> _Data entries_:
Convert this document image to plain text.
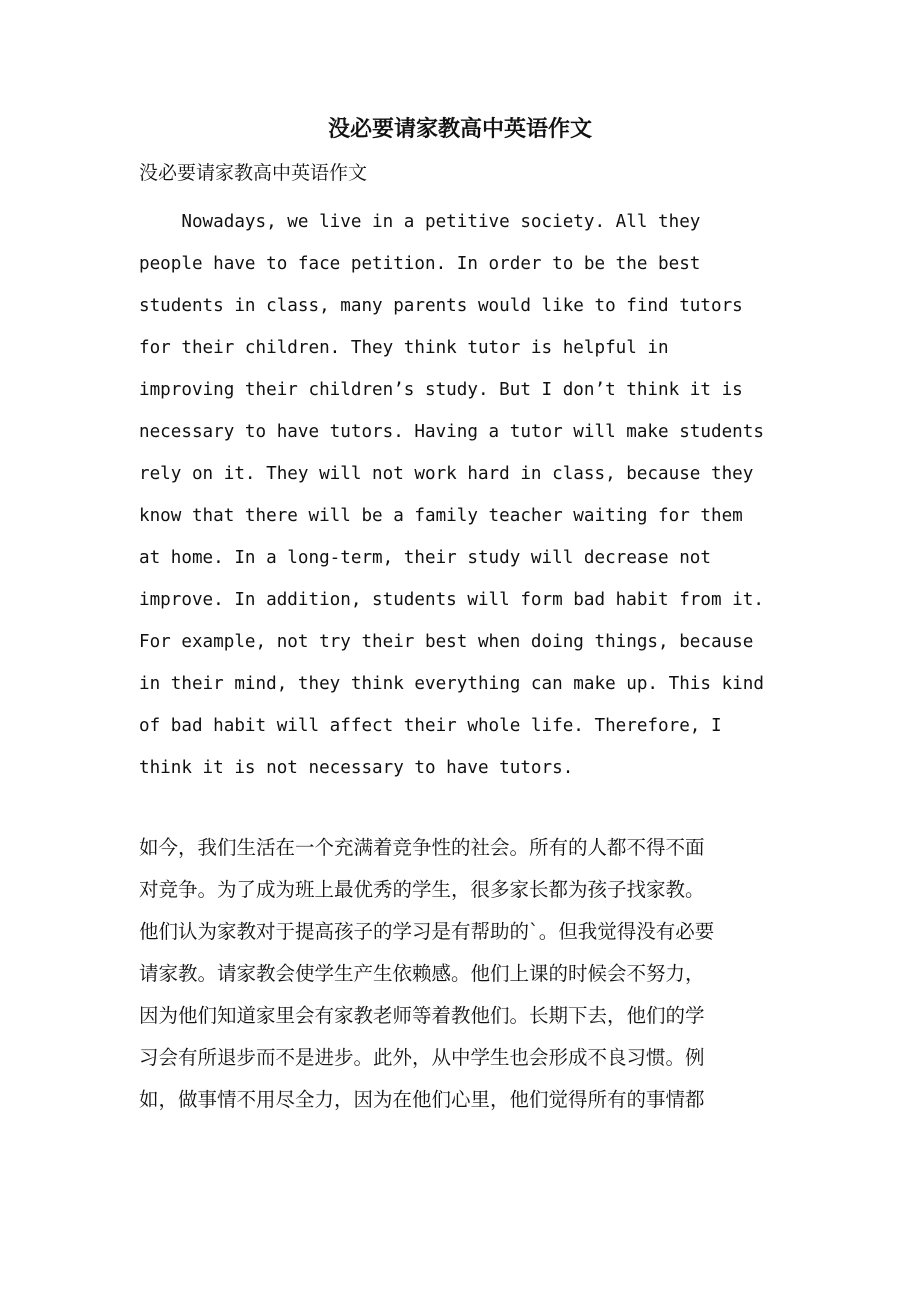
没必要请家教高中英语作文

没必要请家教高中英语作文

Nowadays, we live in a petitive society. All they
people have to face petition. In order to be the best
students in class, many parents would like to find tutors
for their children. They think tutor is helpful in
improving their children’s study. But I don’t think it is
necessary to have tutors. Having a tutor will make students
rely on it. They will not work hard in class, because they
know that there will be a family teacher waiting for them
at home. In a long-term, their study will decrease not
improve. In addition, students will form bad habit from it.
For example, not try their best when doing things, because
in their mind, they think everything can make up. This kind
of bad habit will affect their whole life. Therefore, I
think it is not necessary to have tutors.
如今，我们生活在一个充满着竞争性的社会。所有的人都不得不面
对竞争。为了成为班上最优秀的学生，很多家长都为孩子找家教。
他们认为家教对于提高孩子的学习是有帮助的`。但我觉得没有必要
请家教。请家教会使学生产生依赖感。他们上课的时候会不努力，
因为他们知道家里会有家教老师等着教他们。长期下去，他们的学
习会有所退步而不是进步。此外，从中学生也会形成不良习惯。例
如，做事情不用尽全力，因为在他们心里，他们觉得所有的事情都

...

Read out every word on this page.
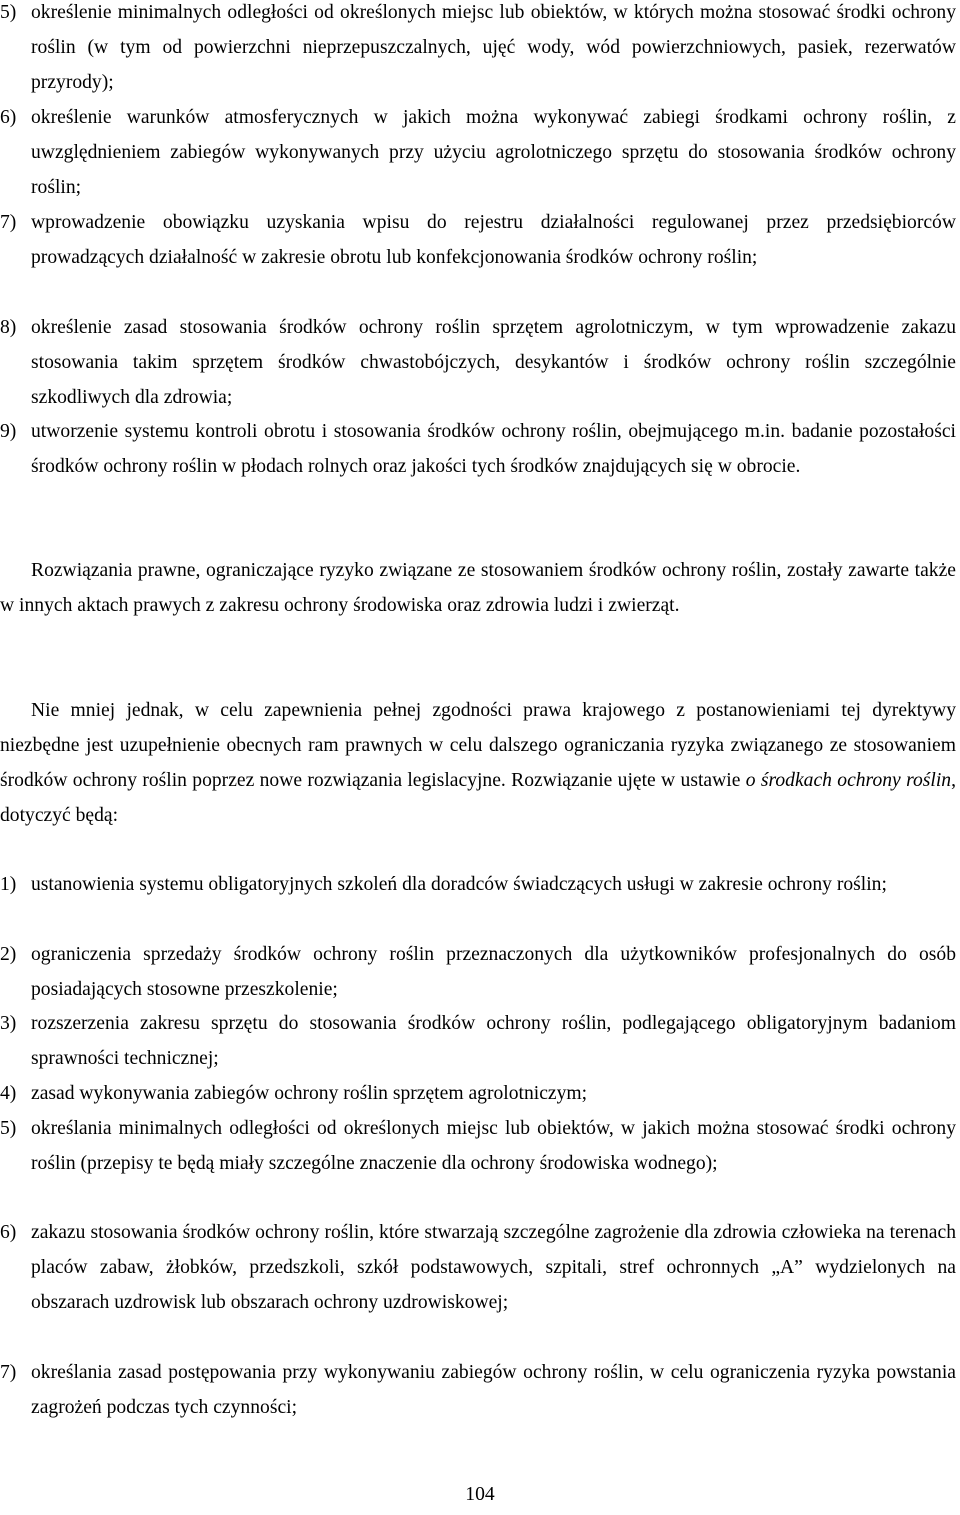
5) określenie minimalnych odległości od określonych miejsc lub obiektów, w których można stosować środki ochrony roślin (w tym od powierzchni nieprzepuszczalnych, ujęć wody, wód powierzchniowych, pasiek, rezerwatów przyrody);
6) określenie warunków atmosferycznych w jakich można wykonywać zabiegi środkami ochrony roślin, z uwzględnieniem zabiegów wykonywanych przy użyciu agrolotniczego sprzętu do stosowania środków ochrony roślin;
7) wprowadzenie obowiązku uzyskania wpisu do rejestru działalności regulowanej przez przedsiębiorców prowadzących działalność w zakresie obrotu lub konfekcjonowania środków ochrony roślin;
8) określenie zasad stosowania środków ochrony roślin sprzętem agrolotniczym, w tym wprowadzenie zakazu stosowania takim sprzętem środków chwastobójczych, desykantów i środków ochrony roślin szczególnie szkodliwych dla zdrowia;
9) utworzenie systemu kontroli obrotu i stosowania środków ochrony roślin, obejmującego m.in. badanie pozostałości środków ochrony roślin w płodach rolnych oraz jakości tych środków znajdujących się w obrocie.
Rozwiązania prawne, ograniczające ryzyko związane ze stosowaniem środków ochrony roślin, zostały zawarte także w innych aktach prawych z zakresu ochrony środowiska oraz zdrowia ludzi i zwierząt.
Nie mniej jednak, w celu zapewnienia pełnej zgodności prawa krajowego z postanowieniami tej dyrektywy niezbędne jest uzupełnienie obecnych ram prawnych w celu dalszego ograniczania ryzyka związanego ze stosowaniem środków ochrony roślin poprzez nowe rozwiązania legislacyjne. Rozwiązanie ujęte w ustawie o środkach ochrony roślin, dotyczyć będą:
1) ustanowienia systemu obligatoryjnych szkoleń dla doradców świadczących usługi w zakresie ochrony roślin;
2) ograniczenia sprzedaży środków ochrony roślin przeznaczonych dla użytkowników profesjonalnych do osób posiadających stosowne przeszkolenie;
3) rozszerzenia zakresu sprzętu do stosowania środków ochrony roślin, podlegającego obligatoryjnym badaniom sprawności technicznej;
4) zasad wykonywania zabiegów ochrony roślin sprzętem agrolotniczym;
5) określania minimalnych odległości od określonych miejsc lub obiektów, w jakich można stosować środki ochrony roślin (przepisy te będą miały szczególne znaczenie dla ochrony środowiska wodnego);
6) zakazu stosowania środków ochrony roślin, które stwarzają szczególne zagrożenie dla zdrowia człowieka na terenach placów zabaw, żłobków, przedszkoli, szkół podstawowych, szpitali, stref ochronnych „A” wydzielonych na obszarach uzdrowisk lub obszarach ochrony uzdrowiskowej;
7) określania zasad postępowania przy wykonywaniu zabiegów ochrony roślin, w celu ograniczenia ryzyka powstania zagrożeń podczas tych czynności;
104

> _Task goal_: Which lines include "obrotu"? Copy each of them out.

> _Completed task_:
7) wprowadzenie obowiązku uzyskania wpisu do rejestru działalności regulowanej przez przedsiębiorców prowadzących działalność w zakresie obrotu lub konfekcjonowania środków ochrony roślin;
9) utworzenie systemu kontroli obrotu i stosowania środków ochrony roślin, obejmującego m.in. badanie pozostałości środków ochrony roślin w płodach rolnych oraz jakości tych środków znajdujących się w obrocie.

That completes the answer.